- **Short exercise**:
Collect all lines from the records below that include the word "data".

- **Record set**:
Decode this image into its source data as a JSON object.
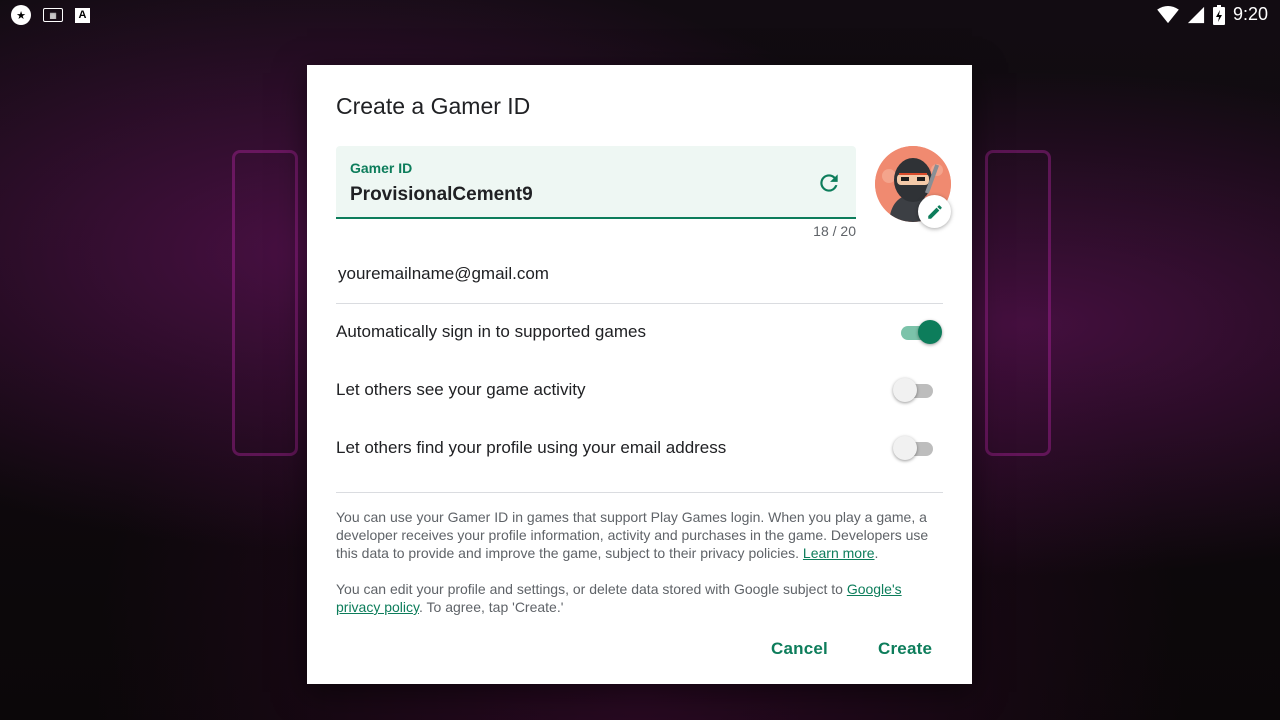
{
  "statusbar": {
    "time": "9:20"
  },
  "dialog": {
    "title": "Create a Gamer ID",
    "gamer_id": {
      "label": "Gamer ID",
      "value": "ProvisionalCement9",
      "char_count": "18 / 20"
    },
    "email": "youremailname@gmail.com",
    "settings": [
      {
        "label": "Automatically sign in to supported games",
        "on": true
      },
      {
        "label": "Let others see your game activity",
        "on": false
      },
      {
        "label": "Let others find your profile using your email address",
        "on": false
      }
    ],
    "info1": {
      "text": "You can use your Gamer ID in games that support Play Games login. When you play a game, a developer receives your profile information, activity and purchases in the game. Developers use this data to provide and improve the game, subject to their privacy policies. ",
      "link": "Learn more",
      "after": "."
    },
    "info2": {
      "text": "You can edit your profile and settings, or delete data stored with Google subject to ",
      "link": "Google's privacy policy",
      "after": ". To agree, tap 'Create.'"
    },
    "cancel_label": "Cancel",
    "create_label": "Create"
  },
  "colors": {
    "accent": "#0d7d5b",
    "field_bg": "#eef7f3",
    "text": "#202124",
    "secondary_text": "#5f6368"
  },
  "icons": [
    "refresh-icon",
    "edit-pencil-icon",
    "wifi-icon",
    "signal-icon",
    "battery-icon",
    "keyboard-icon"
  ]
}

- **Result of this exercise**:
Decode this image into its source data as a JSON object.
      "text": "You can use your Gamer ID in games that support Play Games login. When you play a game, a developer receives your profile information, activity and purchases in the game. Developers use this data to provide and improve the game, subject to their privacy policies. ",
      "text": "You can edit your profile and settings, or delete data stored with Google subject to ",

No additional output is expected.